> _Directions for this task_: Return every record exactly as written.

> _Stored data_:

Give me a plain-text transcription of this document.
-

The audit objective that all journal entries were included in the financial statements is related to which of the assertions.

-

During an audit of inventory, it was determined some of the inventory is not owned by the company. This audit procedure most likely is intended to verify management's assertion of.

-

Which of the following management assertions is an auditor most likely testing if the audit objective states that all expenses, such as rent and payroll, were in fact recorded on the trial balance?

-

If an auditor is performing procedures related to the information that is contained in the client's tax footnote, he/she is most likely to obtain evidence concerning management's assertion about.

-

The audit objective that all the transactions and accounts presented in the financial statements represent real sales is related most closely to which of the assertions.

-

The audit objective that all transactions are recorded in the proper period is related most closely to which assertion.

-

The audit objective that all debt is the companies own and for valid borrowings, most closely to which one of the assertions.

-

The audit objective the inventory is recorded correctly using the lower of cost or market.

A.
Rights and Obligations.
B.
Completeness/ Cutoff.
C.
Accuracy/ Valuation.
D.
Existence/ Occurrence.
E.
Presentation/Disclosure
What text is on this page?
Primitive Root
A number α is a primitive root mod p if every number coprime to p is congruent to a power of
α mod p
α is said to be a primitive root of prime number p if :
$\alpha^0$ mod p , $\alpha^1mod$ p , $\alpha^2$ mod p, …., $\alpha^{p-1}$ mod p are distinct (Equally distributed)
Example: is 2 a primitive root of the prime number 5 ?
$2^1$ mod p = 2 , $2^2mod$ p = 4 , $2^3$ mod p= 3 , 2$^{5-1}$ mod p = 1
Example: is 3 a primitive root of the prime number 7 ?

> _Result of the task_:
Give me a plain-text transcription of this document.
-

The audit objective that all journal entries were included in the financial statements is related to which of the assertions.

-

During an audit of inventory, it was determined some of the inventory is not owned by the company. This audit procedure most likely is intended to verify management's assertion of.

-

Which of the following management assertions is an auditor most likely testing if the audit objective states that all expenses, such as rent and payroll, were in fact recorded on the trial balance?

-

If an auditor is performing procedures related to the information that is contained in the client's tax footnote, he/she is most likely to obtain evidence concerning management's assertion about.

-

The audit objective that all the transactions and accounts presented in the financial statements represent real sales is related most closely to which of the assertions.

-

The audit objective that all transactions are recorded in the proper period is related most closely to which assertion.

-

The audit objective that all debt is the companies own and for valid borrowings, most closely to which one of the assertions.

-

The audit objective the inventory is recorded correctly using the lower of cost or market.

A.
Rights and Obligations.
B.
Completeness/ Cutoff.
C.
Accuracy/ Valuation.
D.
Existence/ Occurrence.
E.
Presentation/Disclosure
What text is on this page?
Primitive Root
A number α is a primitive root mod p if every number coprime to p is congruent to a power of
α mod p
α is said to be a primitive root of prime number p if :
$\alpha^0$ mod p , $\alpha^1mod$ p , $\alpha^2$ mod p, …., $\alpha^{p-1}$ mod p are distinct (Equally distributed)
Example: is 2 a primitive root of the prime number 5 ?
$2^1$ mod p = 2 , $2^2mod$ p = 4 , $2^3$ mod p= 3 , 2$^{5-1}$ mod p = 1
Example: is 3 a primitive root of the prime number 7 ?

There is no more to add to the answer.